* Tareas a realizar *
A - Escribe tal cual el pasaje del texto sobre la presión migratoria en Ceuta que va desde "- Menores tutelados: La" hasta "inmediato al Estado.".
B - Sigue escribiendo el texto sobre la presión migratoria en Ceuta a partir del punto en que termina.

* Fragmento del texto *
Puntos clave de la situación:
- Colapso asistencial: Más de 1.000 entradas registradas en los últimos siete días; 280 solo desde la madrugada de este lunes.
- Menores tutelados: La cifra se duplica en 15 días hasta alcanzar los 430 menores, obligando a reabrir el centro del Tarajal.
- Respuesta institucional: Delegación del Gobierno y Ciudad Autónoma solicitan apoyo extraordinario e inmediato al Estado.
CEUTA.– La presión migratoria en Ceuta ha alcanzado niveles críticos. En apenas siete días, más de un millar de personas migrantes —tanto adultas como menores de edad— han logrado acceder a la ciudad autónoma, una oleada incesante que ha desbordado por completo la capacidad de los recursos de acogida locales y ha obligado a activar medidas de emergencia.
La intensidad del flujo no cesa. Según confirmaron agentes de la Guardia Civil, solo desde la medianoche de este lunes han conseguido entrar alrededor de 280 personas a través de la frontera marítima.

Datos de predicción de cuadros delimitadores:
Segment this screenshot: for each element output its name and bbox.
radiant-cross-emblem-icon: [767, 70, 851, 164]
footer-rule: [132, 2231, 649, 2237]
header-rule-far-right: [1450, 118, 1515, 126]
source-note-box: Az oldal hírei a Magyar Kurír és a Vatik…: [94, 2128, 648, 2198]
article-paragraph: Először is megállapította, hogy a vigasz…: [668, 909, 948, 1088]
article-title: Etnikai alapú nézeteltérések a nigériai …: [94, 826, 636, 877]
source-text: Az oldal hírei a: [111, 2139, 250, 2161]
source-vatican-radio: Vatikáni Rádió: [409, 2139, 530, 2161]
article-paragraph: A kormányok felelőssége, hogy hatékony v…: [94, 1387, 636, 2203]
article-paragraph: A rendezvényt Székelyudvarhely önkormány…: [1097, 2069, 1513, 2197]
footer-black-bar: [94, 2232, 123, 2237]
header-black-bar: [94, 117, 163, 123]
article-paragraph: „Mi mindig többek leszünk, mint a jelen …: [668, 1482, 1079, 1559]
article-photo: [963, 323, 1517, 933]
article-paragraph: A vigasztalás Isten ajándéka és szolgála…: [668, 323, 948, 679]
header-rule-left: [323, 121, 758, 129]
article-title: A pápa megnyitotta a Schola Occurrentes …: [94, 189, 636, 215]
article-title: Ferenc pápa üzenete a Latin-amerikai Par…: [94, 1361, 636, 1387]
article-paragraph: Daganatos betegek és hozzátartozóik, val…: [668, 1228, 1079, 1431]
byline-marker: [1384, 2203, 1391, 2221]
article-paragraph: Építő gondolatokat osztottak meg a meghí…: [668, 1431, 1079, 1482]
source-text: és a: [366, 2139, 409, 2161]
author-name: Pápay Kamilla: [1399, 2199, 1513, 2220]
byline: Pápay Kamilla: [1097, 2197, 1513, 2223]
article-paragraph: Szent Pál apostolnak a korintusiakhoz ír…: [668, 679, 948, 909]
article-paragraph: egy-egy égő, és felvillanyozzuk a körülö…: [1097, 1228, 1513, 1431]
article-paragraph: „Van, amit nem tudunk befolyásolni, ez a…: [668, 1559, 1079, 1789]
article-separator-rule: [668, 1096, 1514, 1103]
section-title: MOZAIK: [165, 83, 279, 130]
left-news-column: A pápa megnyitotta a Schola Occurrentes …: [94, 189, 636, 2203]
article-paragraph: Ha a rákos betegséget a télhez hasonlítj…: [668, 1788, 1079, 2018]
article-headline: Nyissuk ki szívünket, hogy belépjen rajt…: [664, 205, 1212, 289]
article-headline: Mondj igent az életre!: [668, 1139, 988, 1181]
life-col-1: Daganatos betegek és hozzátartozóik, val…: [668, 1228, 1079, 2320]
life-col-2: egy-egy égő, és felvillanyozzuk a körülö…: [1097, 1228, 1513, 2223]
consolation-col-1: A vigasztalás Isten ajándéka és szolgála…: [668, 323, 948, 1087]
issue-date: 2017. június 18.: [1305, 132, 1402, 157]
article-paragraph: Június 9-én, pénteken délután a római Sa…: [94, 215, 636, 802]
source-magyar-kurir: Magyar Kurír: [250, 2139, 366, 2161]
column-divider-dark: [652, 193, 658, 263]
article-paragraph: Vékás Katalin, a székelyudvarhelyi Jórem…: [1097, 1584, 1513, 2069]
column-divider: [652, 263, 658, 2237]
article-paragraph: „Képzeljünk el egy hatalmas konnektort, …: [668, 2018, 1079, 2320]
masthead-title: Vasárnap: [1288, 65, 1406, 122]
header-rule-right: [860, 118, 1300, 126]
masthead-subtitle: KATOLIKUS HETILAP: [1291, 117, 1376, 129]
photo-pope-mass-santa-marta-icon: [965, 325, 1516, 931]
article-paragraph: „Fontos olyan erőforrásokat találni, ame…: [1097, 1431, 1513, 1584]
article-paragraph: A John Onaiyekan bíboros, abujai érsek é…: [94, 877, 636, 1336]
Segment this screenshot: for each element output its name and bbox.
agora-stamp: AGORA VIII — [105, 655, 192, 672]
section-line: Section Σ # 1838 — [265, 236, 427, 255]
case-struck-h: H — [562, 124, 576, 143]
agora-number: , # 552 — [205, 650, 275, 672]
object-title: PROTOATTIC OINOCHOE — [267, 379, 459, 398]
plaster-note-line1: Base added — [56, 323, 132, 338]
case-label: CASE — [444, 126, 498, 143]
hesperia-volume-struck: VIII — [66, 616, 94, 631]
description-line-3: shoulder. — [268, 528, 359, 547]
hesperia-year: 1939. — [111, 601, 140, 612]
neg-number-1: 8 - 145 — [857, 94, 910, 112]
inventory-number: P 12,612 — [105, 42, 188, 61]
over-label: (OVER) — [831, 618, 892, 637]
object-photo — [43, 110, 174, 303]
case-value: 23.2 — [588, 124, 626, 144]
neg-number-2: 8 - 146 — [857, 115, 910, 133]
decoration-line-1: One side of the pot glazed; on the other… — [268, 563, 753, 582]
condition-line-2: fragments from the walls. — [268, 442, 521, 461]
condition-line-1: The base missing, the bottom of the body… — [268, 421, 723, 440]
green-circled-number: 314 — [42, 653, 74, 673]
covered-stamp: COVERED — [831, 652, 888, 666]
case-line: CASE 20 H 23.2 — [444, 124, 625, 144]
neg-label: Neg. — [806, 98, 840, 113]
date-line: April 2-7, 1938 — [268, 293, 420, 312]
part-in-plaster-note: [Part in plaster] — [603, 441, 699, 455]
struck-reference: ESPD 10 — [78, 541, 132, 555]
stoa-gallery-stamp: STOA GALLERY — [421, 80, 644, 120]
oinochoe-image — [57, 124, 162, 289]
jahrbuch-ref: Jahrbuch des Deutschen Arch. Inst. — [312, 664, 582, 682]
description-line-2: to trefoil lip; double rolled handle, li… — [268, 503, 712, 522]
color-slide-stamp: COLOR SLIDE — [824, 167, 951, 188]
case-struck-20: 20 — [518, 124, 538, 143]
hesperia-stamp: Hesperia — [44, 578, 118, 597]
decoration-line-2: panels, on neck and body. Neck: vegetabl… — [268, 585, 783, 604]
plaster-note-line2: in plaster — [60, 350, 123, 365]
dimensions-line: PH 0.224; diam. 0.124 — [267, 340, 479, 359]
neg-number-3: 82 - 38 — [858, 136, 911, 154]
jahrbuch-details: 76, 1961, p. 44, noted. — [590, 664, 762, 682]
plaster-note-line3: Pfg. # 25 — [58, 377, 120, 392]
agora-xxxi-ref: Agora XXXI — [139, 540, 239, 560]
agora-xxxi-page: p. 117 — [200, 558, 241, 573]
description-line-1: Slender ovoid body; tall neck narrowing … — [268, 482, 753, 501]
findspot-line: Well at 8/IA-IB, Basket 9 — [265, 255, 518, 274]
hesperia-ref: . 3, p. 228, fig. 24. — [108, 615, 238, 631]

* Respuestas por punto *
A -
- Menores tutelados: La cifra se duplica en 15 días hasta alcanzar los 430 menores, obligando a reabrir el centro del Tarajal.
- Respuesta institucional: Delegación del Gobierno y Ciudad Autónoma solicitan apoyo extraordinario e inmediato al Estado.

B -
El sistema de menores, al límite de su capacidad
El impacto de esta crisis se hace visible con especial gravedad en la atención a la infancia. Fuentes de la Ciudad Autónoma confirmaron que actualmente hay 430 menores extranjeros no acompañados bajo la tutela de la administración local. Esta cifra refleja un incremento alarmante: el pasado 14 de julio el número se situaba en 210 menores, lo que supone haber duplicado la ocupación en tan solo dos semanas.
Ante este rápido sobrepaso de los límites ordinarios, las autoridades se han visto obligadas a reabrir de emergencia el centro extraordinario gestionado por la Fundación SAMU en el polígono industrial del Tarajal para habilitar nuevas plazas de acogida. Mientras tanto, el Centro de Estancia Temporal de Inmigrantes (CETI) también se encuentra al borde de la saturación.
«Ceuta afronta una situación excepcional que desborda la capacidad ordinaria de sus recursos de acogida.»
— Declaración conjunta de la Delegación del Gobierno y la Ciudad Autónoma.
Reunión de urgencia y llamada de auxilio a Madrid
Ante la gravedad del escenario, la Delegación del Gobierno acogió desde primera hora de este lunes una reunión de coordinación con la Ciudad Autónoma. Ambos organismos han calificado la situación de «crisis extraordinaria».
Tanto el delegado del Gobierno como el presidente de la Ciudad han elevado la situación a las máximas instancias institucionales del Estado, argumentando que la magnitud de la presión migratoria requiere una respuesta nacional inmediata y extraordinaria. Por el momento, ambas administraciones mantienen contacto permanente para coordinar los operativos asistenciales, humanitarios y de seguridad, evaluando en tiempo real las necesidades de la ciudad.